* What the exercise asks
Lines containing the string "Percent" are to be counted; report the total by itself.

▼

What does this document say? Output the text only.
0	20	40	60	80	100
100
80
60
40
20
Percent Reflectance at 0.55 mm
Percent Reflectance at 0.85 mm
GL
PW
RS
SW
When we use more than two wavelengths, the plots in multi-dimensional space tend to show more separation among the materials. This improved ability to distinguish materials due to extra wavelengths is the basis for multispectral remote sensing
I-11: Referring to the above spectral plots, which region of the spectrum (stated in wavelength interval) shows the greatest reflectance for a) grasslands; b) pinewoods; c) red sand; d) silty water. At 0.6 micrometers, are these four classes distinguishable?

▲

* Solution
2